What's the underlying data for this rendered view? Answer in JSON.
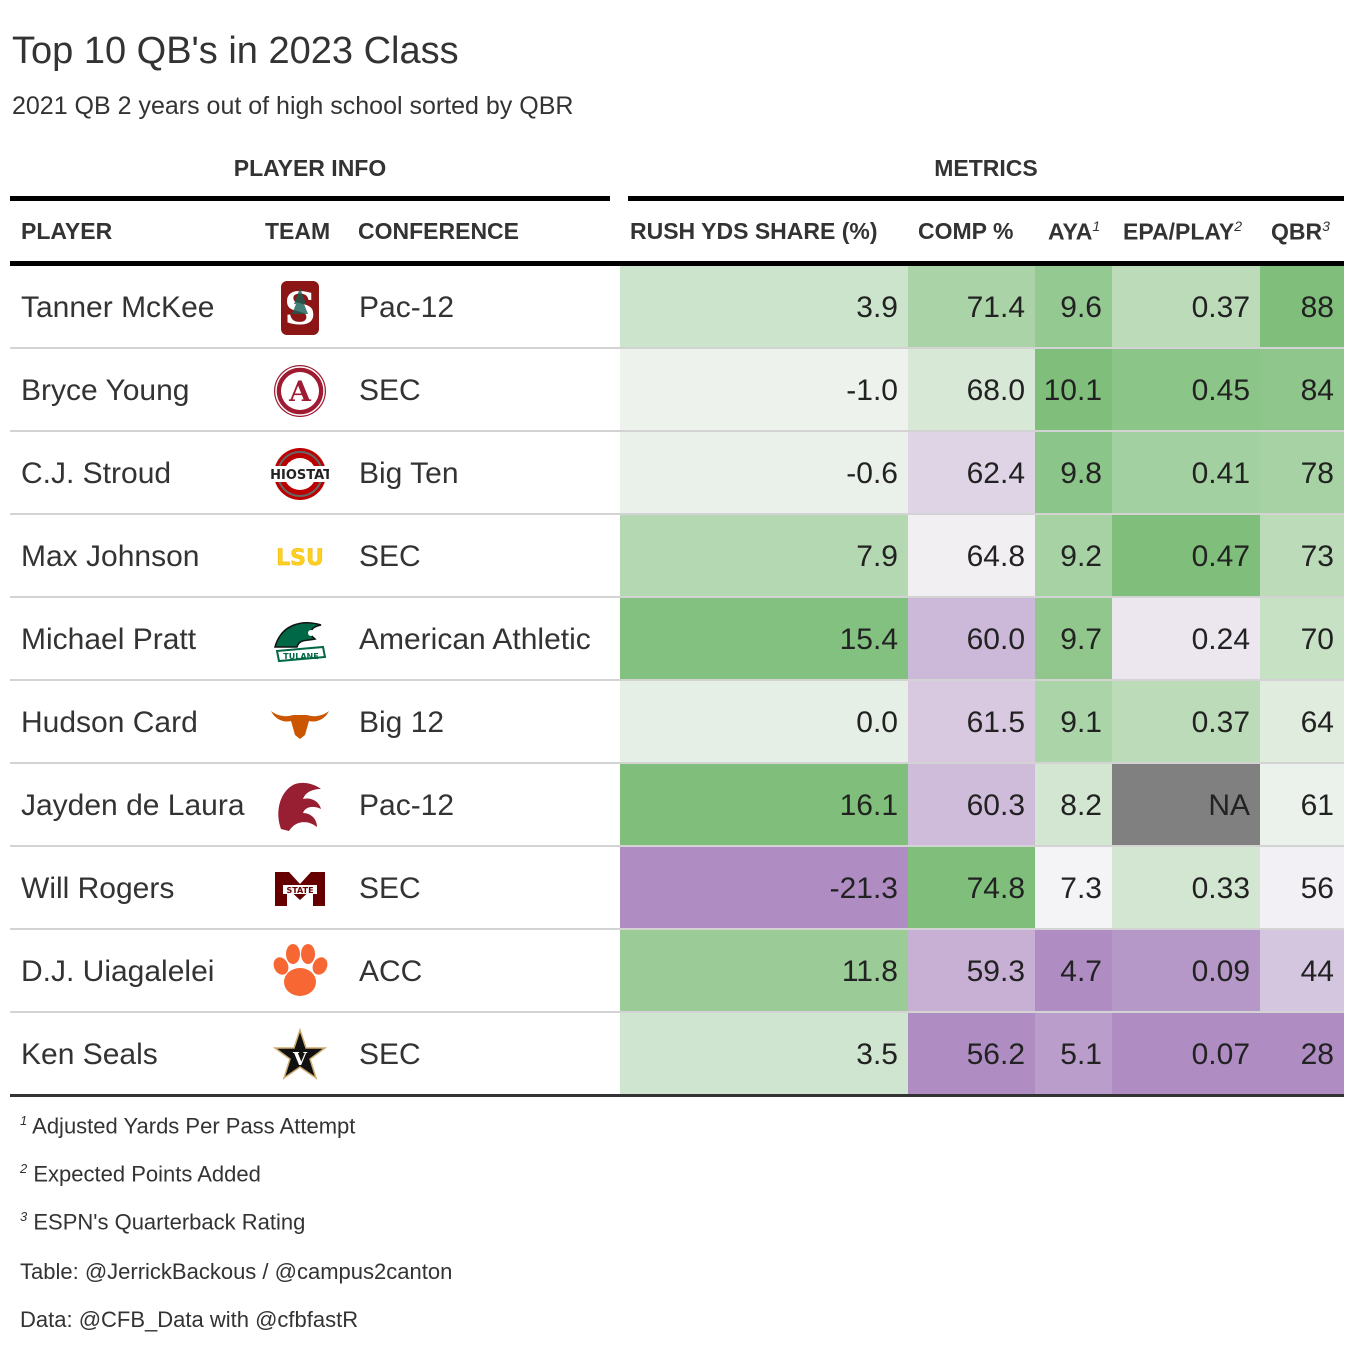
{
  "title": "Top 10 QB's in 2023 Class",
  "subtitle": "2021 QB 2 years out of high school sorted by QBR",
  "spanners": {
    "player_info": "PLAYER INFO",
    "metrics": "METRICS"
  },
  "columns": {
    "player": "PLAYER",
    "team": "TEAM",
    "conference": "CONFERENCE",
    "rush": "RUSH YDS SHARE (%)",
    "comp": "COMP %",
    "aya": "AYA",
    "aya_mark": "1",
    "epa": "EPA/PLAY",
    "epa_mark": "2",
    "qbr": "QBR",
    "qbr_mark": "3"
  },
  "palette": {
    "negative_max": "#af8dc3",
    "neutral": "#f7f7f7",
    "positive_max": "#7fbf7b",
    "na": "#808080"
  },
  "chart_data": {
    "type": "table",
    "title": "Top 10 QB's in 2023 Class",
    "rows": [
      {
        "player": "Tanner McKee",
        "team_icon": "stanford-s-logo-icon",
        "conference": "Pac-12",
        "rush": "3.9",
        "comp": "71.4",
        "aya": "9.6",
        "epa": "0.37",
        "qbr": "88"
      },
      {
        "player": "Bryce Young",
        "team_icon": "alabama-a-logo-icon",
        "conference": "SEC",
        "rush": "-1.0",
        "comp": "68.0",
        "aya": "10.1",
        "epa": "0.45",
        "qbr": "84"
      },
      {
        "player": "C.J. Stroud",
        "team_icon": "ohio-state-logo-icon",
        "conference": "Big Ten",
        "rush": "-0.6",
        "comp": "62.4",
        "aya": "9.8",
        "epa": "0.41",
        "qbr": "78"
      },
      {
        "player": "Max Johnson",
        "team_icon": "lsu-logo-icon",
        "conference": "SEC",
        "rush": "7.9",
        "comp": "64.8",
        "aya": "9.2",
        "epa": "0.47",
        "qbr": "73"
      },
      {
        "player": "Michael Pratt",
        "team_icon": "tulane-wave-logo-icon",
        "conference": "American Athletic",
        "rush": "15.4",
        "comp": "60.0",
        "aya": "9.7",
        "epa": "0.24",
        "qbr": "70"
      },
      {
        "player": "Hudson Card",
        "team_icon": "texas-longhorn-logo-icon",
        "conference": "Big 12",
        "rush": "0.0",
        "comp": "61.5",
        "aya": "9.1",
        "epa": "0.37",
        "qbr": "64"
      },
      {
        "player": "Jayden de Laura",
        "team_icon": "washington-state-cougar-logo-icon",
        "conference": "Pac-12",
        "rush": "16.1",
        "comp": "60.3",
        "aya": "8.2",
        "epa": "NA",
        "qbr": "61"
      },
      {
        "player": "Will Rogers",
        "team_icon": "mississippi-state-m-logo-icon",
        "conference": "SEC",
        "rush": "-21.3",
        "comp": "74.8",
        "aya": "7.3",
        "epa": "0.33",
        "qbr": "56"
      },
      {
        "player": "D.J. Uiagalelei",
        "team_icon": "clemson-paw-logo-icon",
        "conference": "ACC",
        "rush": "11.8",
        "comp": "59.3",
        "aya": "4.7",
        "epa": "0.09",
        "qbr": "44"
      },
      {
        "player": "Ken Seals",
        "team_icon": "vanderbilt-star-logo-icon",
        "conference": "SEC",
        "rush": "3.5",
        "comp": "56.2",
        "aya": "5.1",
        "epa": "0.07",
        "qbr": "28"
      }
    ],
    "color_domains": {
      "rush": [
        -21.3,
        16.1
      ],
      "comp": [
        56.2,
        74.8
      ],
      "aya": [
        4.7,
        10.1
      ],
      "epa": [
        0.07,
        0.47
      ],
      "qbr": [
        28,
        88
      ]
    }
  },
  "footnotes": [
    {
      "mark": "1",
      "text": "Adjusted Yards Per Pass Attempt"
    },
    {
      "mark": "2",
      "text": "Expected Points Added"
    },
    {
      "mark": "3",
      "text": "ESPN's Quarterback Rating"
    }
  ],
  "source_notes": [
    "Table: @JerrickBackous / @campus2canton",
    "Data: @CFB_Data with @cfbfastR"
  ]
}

* * *

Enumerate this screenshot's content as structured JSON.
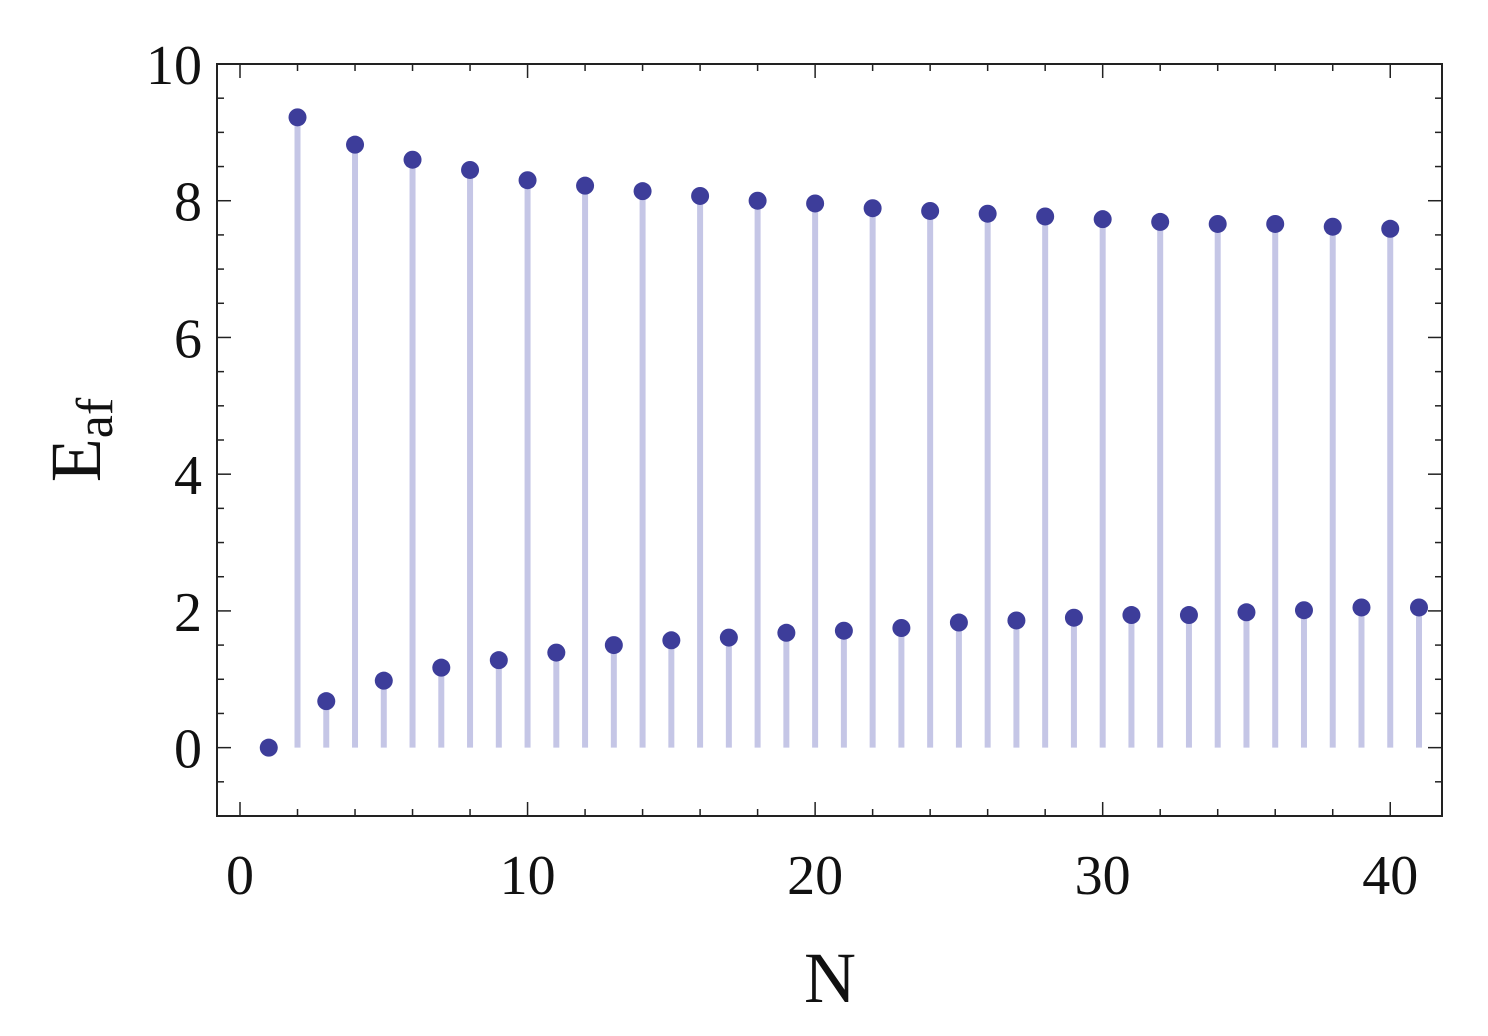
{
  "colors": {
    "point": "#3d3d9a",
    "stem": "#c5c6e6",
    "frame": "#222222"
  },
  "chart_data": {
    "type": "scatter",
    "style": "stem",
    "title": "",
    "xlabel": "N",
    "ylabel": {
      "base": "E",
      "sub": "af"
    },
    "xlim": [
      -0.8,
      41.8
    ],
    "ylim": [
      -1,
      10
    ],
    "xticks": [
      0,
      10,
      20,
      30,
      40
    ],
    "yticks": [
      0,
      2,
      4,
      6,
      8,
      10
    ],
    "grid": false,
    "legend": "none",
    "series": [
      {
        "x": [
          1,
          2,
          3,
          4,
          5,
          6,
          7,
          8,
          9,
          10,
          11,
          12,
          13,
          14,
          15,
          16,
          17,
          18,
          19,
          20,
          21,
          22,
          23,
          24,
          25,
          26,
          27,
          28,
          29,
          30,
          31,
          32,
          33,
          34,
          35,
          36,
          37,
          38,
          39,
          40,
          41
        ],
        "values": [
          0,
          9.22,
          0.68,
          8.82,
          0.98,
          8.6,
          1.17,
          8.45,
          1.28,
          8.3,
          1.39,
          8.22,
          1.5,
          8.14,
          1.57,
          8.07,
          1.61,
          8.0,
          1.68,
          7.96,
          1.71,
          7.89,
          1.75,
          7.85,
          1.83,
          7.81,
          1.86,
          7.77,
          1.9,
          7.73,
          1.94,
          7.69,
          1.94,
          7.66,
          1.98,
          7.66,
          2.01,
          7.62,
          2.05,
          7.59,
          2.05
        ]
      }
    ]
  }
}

### WORK INSTRUCTIONS
Say how many lines contain the string "comp", giving nothing but the count.

### ANSWER
12